Start of Material for this exercise

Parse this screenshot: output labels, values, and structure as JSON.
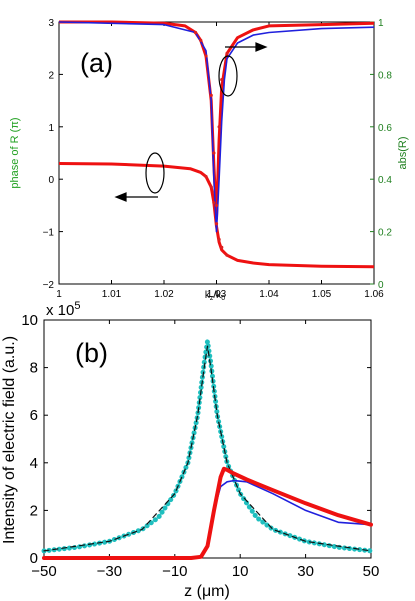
{
  "chart_data": [
    {
      "type": "line",
      "panel_label": "(a)",
      "xlabel": "k_z/k_0",
      "ylabel_left": "phase of R (π)",
      "ylabel_right": "abs(R)",
      "xlim": [
        1.0,
        1.06
      ],
      "ylim_left": [
        -2,
        3
      ],
      "ylim_right": [
        0,
        1
      ],
      "xticks": [
        "1",
        "1.01",
        "1.02",
        "1.03",
        "1.04",
        "1.05",
        "1.06"
      ],
      "yticks_left": [
        "−2",
        "−1",
        "0",
        "1",
        "2",
        "3"
      ],
      "yticks_right": [
        "0",
        "0.2",
        "0.4",
        "0.6",
        "0.8",
        "1"
      ],
      "grid": false,
      "colors": {
        "left_axis_label": "#20a020",
        "right_axis": "#208020",
        "line_red": "#ee1111",
        "line_blue": "#2020dd",
        "dots": "#dd2020"
      },
      "series": [
        {
          "axis": "left",
          "color": "#ee1111",
          "style": "solid",
          "x": [
            1.0,
            1.01,
            1.02,
            1.025,
            1.027,
            1.028,
            1.029,
            1.0295,
            1.03,
            1.0305,
            1.031,
            1.032,
            1.034,
            1.037,
            1.04,
            1.05,
            1.06
          ],
          "y": [
            0.3,
            0.29,
            0.25,
            0.2,
            0.13,
            0.05,
            -0.15,
            -0.45,
            -0.9,
            -1.2,
            -1.35,
            -1.45,
            -1.55,
            -1.6,
            -1.63,
            -1.66,
            -1.67
          ]
        },
        {
          "axis": "right",
          "color": "#ee1111",
          "style": "solid",
          "x": [
            1.0,
            1.01,
            1.02,
            1.024,
            1.026,
            1.027,
            1.028,
            1.029,
            1.0295,
            1.03,
            1.0305,
            1.031,
            1.032,
            1.034,
            1.037,
            1.04,
            1.05,
            1.06
          ],
          "y": [
            1.0,
            1.0,
            0.995,
            0.985,
            0.96,
            0.93,
            0.87,
            0.7,
            0.45,
            0.25,
            0.55,
            0.75,
            0.88,
            0.94,
            0.97,
            0.985,
            0.99,
            0.995
          ]
        },
        {
          "axis": "right",
          "color": "#2020dd",
          "style": "solid",
          "x": [
            1.0,
            1.02,
            1.026,
            1.028,
            1.029,
            1.0295,
            1.03,
            1.0305,
            1.031,
            1.0315,
            1.032,
            1.034,
            1.037,
            1.04,
            1.05,
            1.06
          ],
          "y": [
            1.0,
            0.99,
            0.96,
            0.89,
            0.7,
            0.4,
            0.2,
            0.4,
            0.62,
            0.78,
            0.86,
            0.92,
            0.95,
            0.96,
            0.975,
            0.98
          ]
        },
        {
          "axis": "right",
          "color": "#dd2020",
          "style": "dots",
          "x": [
            1.026,
            1.027,
            1.028,
            1.029,
            1.0295,
            1.03,
            1.0305,
            1.031,
            1.032
          ],
          "y": [
            0.96,
            0.93,
            0.87,
            0.72,
            0.5,
            0.3,
            0.6,
            0.78,
            0.88
          ]
        },
        {
          "axis": "left",
          "color": "#dd2020",
          "style": "dots",
          "x": [
            1.028,
            1.029,
            1.0295,
            1.03,
            1.0305,
            1.031,
            1.032
          ],
          "y": [
            0.05,
            -0.15,
            -0.45,
            -0.85,
            -1.15,
            -1.3,
            -1.45
          ]
        }
      ]
    },
    {
      "type": "line",
      "panel_label": "(b)",
      "xlabel": "z (μm)",
      "ylabel": "Intensity of electric field (a.u.)",
      "multiplier": "x 10",
      "multiplier_exp": "5",
      "xlim": [
        -50,
        50
      ],
      "ylim": [
        0,
        10
      ],
      "xticks": [
        "−50",
        "−30",
        "−10",
        "10",
        "30",
        "50"
      ],
      "yticks": [
        "0",
        "2",
        "4",
        "6",
        "8",
        "10"
      ],
      "grid": false,
      "series": [
        {
          "color": "#1fbfbf",
          "style": "thick-dotted",
          "x": [
            -50,
            -40,
            -30,
            -20,
            -15,
            -10,
            -6,
            -3,
            -1,
            0,
            1,
            3,
            6,
            10,
            15,
            20,
            30,
            40,
            50
          ],
          "y": [
            0.3,
            0.45,
            0.7,
            1.2,
            1.7,
            2.7,
            4.0,
            6.0,
            8.2,
            9.1,
            8.2,
            6.0,
            4.0,
            2.7,
            1.7,
            1.2,
            0.7,
            0.45,
            0.3
          ]
        },
        {
          "color": "#111111",
          "style": "dashed",
          "x": [
            -50,
            -30,
            -20,
            -10,
            -6,
            -3,
            -1,
            0,
            1,
            3,
            6,
            10,
            20,
            30,
            50
          ],
          "y": [
            0.3,
            0.7,
            1.2,
            2.7,
            4.0,
            6.0,
            8.0,
            8.9,
            8.0,
            6.0,
            4.0,
            2.7,
            1.2,
            0.7,
            0.3
          ]
        },
        {
          "color": "#2020dd",
          "style": "solid",
          "x": [
            -50,
            -5,
            -2,
            0,
            2,
            4,
            6,
            8,
            12,
            20,
            30,
            40,
            50
          ],
          "y": [
            0,
            0,
            0.05,
            0.5,
            2.0,
            3.0,
            3.2,
            3.25,
            3.2,
            2.7,
            2.0,
            1.5,
            1.4
          ]
        },
        {
          "color": "#ee1111",
          "style": "thick",
          "x": [
            -50,
            -5,
            -2,
            0,
            2,
            4,
            5,
            6,
            8,
            12,
            20,
            30,
            40,
            50
          ],
          "y": [
            0,
            0,
            0.05,
            0.5,
            2.0,
            3.4,
            3.75,
            3.7,
            3.55,
            3.3,
            2.85,
            2.3,
            1.8,
            1.4
          ]
        }
      ]
    }
  ]
}
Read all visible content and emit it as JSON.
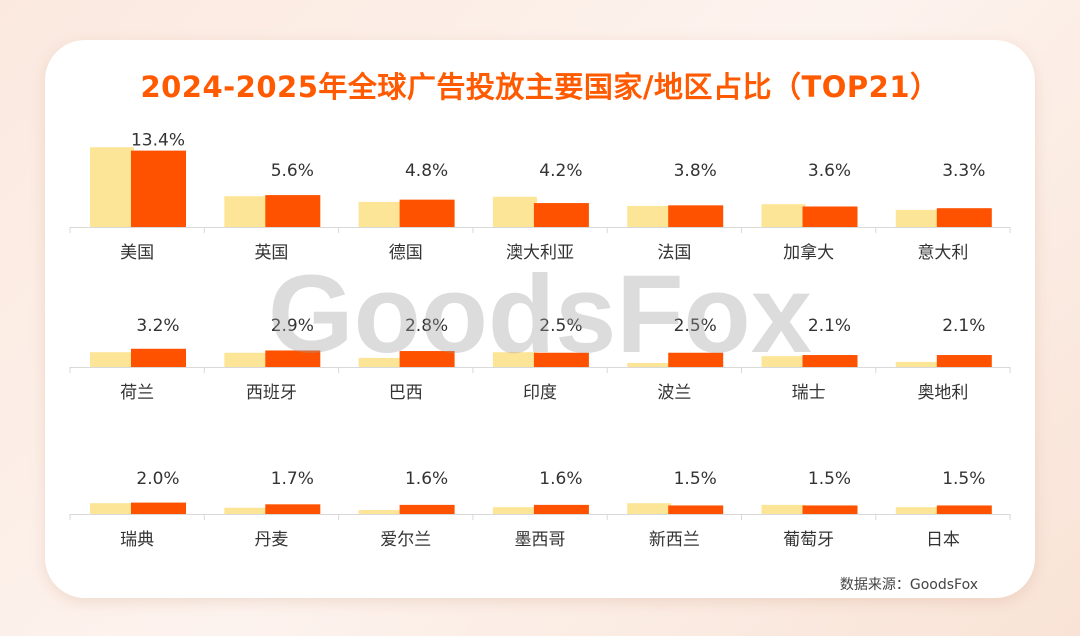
{
  "chart_data": {
    "type": "bar",
    "title": "2024-2025年全球广告投放主要国家/地区占比（TOP21）",
    "source": "数据来源：GoodsFox",
    "watermark": "GoodsFox",
    "unit": "%",
    "colors": {
      "earlier": "#fde597",
      "later": "#ff5200",
      "title": "#ff5a00"
    },
    "categories": [
      "美国",
      "英国",
      "德国",
      "澳大利亚",
      "法国",
      "加拿大",
      "意大利",
      "荷兰",
      "西班牙",
      "巴西",
      "印度",
      "波兰",
      "瑞士",
      "奥地利",
      "瑞典",
      "丹麦",
      "爱尔兰",
      "墨西哥",
      "新西兰",
      "葡萄牙",
      "日本"
    ],
    "series": [
      {
        "values": [
          14.0,
          5.4,
          4.4,
          5.3,
          3.7,
          4.0,
          3.0,
          2.6,
          2.5,
          1.6,
          2.6,
          0.7,
          1.9,
          0.9,
          1.9,
          1.1,
          0.7,
          1.2,
          1.9,
          1.6,
          1.2
        ]
      },
      {
        "values": [
          13.4,
          5.6,
          4.8,
          4.2,
          3.8,
          3.6,
          3.3,
          3.2,
          2.9,
          2.8,
          2.5,
          2.5,
          2.1,
          2.1,
          2.0,
          1.7,
          1.6,
          1.6,
          1.5,
          1.5,
          1.5
        ]
      }
    ],
    "data_labels": [
      "13.4%",
      "5.6%",
      "4.8%",
      "4.2%",
      "3.8%",
      "3.6%",
      "3.3%",
      "3.2%",
      "2.9%",
      "2.8%",
      "2.5%",
      "2.5%",
      "2.1%",
      "2.1%",
      "2.0%",
      "1.7%",
      "1.6%",
      "1.6%",
      "1.5%",
      "1.5%",
      "1.5%"
    ]
  }
}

End of Material for this exercise

**Task requirements**
Would you set down the listing exactly, omitting pictures?

**Written answer**
Parse this screenshot: output labels, values, and structure as JSON.
{
  "chart_data": [
    {
      "type": "line",
      "panel_label": "(a)",
      "xlabel": "k_z/k_0",
      "ylabel_left": "phase of R (π)",
      "ylabel_right": "abs(R)",
      "xlim": [
        1.0,
        1.06
      ],
      "ylim_left": [
        -2,
        3
      ],
      "ylim_right": [
        0,
        1
      ],
      "xticks": [
        "1",
        "1.01",
        "1.02",
        "1.03",
        "1.04",
        "1.05",
        "1.06"
      ],
      "yticks_left": [
        "−2",
        "−1",
        "0",
        "1",
        "2",
        "3"
      ],
      "yticks_right": [
        "0",
        "0.2",
        "0.4",
        "0.6",
        "0.8",
        "1"
      ],
      "grid": false,
      "colors": {
        "left_axis_label": "#20a020",
        "right_axis": "#208020",
        "line_red": "#ee1111",
        "line_blue": "#2020dd",
        "dots": "#dd2020"
      },
      "series": [
        {
          "axis": "left",
          "color": "#ee1111",
          "style": "solid",
          "x": [
            1.0,
            1.01,
            1.02,
            1.025,
            1.027,
            1.028,
            1.029,
            1.0295,
            1.03,
            1.0305,
            1.031,
            1.032,
            1.034,
            1.037,
            1.04,
            1.05,
            1.06
          ],
          "y": [
            0.3,
            0.29,
            0.25,
            0.2,
            0.13,
            0.05,
            -0.15,
            -0.45,
            -0.9,
            -1.2,
            -1.35,
            -1.45,
            -1.55,
            -1.6,
            -1.63,
            -1.66,
            -1.67
          ]
        },
        {
          "axis": "right",
          "color": "#ee1111",
          "style": "solid",
          "x": [
            1.0,
            1.01,
            1.02,
            1.024,
            1.026,
            1.027,
            1.028,
            1.029,
            1.0295,
            1.03,
            1.0305,
            1.031,
            1.032,
            1.034,
            1.037,
            1.04,
            1.05,
            1.06
          ],
          "y": [
            1.0,
            1.0,
            0.995,
            0.985,
            0.96,
            0.93,
            0.87,
            0.7,
            0.45,
            0.25,
            0.55,
            0.75,
            0.88,
            0.94,
            0.97,
            0.985,
            0.99,
            0.995
          ]
        },
        {
          "axis": "right",
          "color": "#2020dd",
          "style": "solid",
          "x": [
            1.0,
            1.02,
            1.026,
            1.028,
            1.029,
            1.0295,
            1.03,
            1.0305,
            1.031,
            1.0315,
            1.032,
            1.034,
            1.037,
            1.04,
            1.05,
            1.06
          ],
          "y": [
            1.0,
            0.99,
            0.96,
            0.89,
            0.7,
            0.4,
            0.2,
            0.4,
            0.62,
            0.78,
            0.86,
            0.92,
            0.95,
            0.96,
            0.975,
            0.98
          ]
        },
        {
          "axis": "right",
          "color": "#dd2020",
          "style": "dots",
          "x": [
            1.026,
            1.027,
            1.028,
            1.029,
            1.0295,
            1.03,
            1.0305,
            1.031,
            1.032
          ],
          "y": [
            0.96,
            0.93,
            0.87,
            0.72,
            0.5,
            0.3,
            0.6,
            0.78,
            0.88
          ]
        },
        {
          "axis": "left",
          "color": "#dd2020",
          "style": "dots",
          "x": [
            1.028,
            1.029,
            1.0295,
            1.03,
            1.0305,
            1.031,
            1.032
          ],
          "y": [
            0.05,
            -0.15,
            -0.45,
            -0.85,
            -1.15,
            -1.3,
            -1.45
          ]
        }
      ]
    },
    {
      "type": "line",
      "panel_label": "(b)",
      "xlabel": "z (μm)",
      "ylabel": "Intensity of electric field (a.u.)",
      "multiplier": "x 10",
      "multiplier_exp": "5",
      "xlim": [
        -50,
        50
      ],
      "ylim": [
        0,
        10
      ],
      "xticks": [
        "−50",
        "−30",
        "−10",
        "10",
        "30",
        "50"
      ],
      "yticks": [
        "0",
        "2",
        "4",
        "6",
        "8",
        "10"
      ],
      "grid": false,
      "series": [
        {
          "color": "#1fbfbf",
          "style": "thick-dotted",
          "x": [
            -50,
            -40,
            -30,
            -20,
            -15,
            -10,
            -6,
            -3,
            -1,
            0,
            1,
            3,
            6,
            10,
            15,
            20,
            30,
            40,
            50
          ],
          "y": [
            0.3,
            0.45,
            0.7,
            1.2,
            1.7,
            2.7,
            4.0,
            6.0,
            8.2,
            9.1,
            8.2,
            6.0,
            4.0,
            2.7,
            1.7,
            1.2,
            0.7,
            0.45,
            0.3
          ]
        },
        {
          "color": "#111111",
          "style": "dashed",
          "x": [
            -50,
            -30,
            -20,
            -10,
            -6,
            -3,
            -1,
            0,
            1,
            3,
            6,
            10,
            20,
            30,
            50
          ],
          "y": [
            0.3,
            0.7,
            1.2,
            2.7,
            4.0,
            6.0,
            8.0,
            8.9,
            8.0,
            6.0,
            4.0,
            2.7,
            1.2,
            0.7,
            0.3
          ]
        },
        {
          "color": "#2020dd",
          "style": "solid",
          "x": [
            -50,
            -5,
            -2,
            0,
            2,
            4,
            6,
            8,
            12,
            20,
            30,
            40,
            50
          ],
          "y": [
            0,
            0,
            0.05,
            0.5,
            2.0,
            3.0,
            3.2,
            3.25,
            3.2,
            2.7,
            2.0,
            1.5,
            1.4
          ]
        },
        {
          "color": "#ee1111",
          "style": "thick",
          "x": [
            -50,
            -5,
            -2,
            0,
            2,
            4,
            5,
            6,
            8,
            12,
            20,
            30,
            40,
            50
          ],
          "y": [
            0,
            0,
            0.05,
            0.5,
            2.0,
            3.4,
            3.75,
            3.7,
            3.55,
            3.3,
            2.85,
            2.3,
            1.8,
            1.4
          ]
        }
      ]
    }
  ]
}
Read all visible content and emit it as JSON.
{
  "chart_data": {
    "type": "bar",
    "title": "2024-2025年全球广告投放主要国家/地区占比（TOP21）",
    "source": "数据来源：GoodsFox",
    "watermark": "GoodsFox",
    "unit": "%",
    "colors": {
      "earlier": "#fde597",
      "later": "#ff5200",
      "title": "#ff5a00"
    },
    "categories": [
      "美国",
      "英国",
      "德国",
      "澳大利亚",
      "法国",
      "加拿大",
      "意大利",
      "荷兰",
      "西班牙",
      "巴西",
      "印度",
      "波兰",
      "瑞士",
      "奥地利",
      "瑞典",
      "丹麦",
      "爱尔兰",
      "墨西哥",
      "新西兰",
      "葡萄牙",
      "日本"
    ],
    "series": [
      {
        "values": [
          14.0,
          5.4,
          4.4,
          5.3,
          3.7,
          4.0,
          3.0,
          2.6,
          2.5,
          1.6,
          2.6,
          0.7,
          1.9,
          0.9,
          1.9,
          1.1,
          0.7,
          1.2,
          1.9,
          1.6,
          1.2
        ]
      },
      {
        "values": [
          13.4,
          5.6,
          4.8,
          4.2,
          3.8,
          3.6,
          3.3,
          3.2,
          2.9,
          2.8,
          2.5,
          2.5,
          2.1,
          2.1,
          2.0,
          1.7,
          1.6,
          1.6,
          1.5,
          1.5,
          1.5
        ]
      }
    ],
    "data_labels": [
      "13.4%",
      "5.6%",
      "4.8%",
      "4.2%",
      "3.8%",
      "3.6%",
      "3.3%",
      "3.2%",
      "2.9%",
      "2.8%",
      "2.5%",
      "2.5%",
      "2.1%",
      "2.1%",
      "2.0%",
      "1.7%",
      "1.6%",
      "1.6%",
      "1.5%",
      "1.5%",
      "1.5%"
    ]
  }
}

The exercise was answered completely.